▶ Problem
For every line in the data below that contains "grid", copy the line.

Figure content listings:
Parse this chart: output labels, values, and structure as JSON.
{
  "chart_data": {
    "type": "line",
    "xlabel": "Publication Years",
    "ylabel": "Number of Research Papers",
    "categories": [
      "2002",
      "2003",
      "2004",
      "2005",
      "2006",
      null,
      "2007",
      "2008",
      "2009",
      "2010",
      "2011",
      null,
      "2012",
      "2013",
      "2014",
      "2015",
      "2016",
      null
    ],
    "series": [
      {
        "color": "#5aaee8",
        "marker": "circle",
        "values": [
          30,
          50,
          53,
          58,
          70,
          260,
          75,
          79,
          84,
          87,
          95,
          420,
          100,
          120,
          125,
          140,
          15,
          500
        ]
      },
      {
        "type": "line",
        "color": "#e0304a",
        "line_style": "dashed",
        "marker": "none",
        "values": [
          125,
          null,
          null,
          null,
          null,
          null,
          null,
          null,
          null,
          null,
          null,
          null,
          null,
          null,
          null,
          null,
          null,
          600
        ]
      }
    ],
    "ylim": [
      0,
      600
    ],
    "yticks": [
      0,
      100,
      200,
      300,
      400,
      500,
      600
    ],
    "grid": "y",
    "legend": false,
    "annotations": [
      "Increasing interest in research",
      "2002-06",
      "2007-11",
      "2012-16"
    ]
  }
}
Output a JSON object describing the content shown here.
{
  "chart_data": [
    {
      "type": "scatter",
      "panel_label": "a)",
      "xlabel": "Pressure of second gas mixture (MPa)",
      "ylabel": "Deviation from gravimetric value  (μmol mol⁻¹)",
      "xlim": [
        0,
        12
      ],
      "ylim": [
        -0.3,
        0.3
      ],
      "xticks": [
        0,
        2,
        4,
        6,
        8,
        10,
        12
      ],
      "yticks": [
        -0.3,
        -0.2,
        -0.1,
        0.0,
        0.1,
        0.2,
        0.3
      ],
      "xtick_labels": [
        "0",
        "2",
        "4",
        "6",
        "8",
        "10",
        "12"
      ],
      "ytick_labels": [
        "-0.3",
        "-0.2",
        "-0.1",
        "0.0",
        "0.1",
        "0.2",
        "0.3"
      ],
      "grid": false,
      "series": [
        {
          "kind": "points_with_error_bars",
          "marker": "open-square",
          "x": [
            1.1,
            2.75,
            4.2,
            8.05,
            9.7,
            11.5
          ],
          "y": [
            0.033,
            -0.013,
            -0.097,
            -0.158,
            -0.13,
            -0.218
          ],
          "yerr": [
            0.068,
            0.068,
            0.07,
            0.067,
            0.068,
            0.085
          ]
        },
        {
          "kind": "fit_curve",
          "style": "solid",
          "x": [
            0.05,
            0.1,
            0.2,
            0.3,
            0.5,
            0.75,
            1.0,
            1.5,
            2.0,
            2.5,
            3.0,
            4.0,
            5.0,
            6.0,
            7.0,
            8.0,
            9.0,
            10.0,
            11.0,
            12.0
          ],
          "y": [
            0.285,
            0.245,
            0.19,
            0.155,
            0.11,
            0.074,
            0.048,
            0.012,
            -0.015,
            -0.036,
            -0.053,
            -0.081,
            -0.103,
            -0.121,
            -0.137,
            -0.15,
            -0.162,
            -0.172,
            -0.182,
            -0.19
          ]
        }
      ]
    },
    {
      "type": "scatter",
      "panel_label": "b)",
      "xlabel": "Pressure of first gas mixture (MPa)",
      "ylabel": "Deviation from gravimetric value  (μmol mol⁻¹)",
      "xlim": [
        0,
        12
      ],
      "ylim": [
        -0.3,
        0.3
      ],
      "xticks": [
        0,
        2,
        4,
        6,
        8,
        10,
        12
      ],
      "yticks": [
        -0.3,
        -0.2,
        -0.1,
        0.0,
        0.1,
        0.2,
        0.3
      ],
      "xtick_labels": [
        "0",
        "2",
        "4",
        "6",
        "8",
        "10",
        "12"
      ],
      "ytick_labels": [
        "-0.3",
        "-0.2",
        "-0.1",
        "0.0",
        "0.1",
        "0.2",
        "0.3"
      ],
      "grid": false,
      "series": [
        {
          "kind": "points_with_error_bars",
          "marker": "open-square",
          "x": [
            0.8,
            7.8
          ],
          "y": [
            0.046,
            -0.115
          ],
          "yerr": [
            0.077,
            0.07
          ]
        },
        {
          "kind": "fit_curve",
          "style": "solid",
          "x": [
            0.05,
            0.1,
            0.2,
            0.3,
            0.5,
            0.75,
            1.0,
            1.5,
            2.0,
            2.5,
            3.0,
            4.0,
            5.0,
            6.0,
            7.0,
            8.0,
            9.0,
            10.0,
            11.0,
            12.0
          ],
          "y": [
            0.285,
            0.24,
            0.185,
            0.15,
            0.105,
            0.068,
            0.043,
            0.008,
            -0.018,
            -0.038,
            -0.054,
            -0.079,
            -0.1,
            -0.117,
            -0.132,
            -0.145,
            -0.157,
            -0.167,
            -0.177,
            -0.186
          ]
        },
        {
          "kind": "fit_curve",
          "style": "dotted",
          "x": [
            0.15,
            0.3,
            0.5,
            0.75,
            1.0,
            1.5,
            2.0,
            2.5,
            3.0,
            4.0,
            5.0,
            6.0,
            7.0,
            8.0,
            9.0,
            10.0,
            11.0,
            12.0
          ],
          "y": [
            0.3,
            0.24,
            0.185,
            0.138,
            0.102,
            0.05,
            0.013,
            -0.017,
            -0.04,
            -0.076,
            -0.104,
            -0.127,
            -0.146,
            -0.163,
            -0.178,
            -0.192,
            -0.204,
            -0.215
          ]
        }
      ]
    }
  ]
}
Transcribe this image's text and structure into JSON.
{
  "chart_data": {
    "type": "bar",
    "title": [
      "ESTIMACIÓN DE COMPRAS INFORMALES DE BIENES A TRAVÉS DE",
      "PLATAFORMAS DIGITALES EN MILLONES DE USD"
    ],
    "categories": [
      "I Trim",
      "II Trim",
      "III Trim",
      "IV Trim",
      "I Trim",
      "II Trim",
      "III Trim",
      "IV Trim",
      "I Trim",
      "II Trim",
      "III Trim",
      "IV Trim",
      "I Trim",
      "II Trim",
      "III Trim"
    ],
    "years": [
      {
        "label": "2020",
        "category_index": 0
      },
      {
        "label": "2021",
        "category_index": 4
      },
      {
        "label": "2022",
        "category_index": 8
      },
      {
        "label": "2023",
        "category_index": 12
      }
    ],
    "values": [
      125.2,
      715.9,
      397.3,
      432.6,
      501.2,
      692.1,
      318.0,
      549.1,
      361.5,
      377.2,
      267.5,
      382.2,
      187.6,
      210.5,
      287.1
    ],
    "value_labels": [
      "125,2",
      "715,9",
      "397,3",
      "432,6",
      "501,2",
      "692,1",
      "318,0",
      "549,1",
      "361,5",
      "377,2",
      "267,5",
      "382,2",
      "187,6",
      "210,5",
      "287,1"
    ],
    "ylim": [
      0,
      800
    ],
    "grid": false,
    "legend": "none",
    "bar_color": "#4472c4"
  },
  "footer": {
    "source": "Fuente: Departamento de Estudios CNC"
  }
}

▶ Written response
    "grid": "y",
      "grid": false,
      "grid": false,
    "grid": false,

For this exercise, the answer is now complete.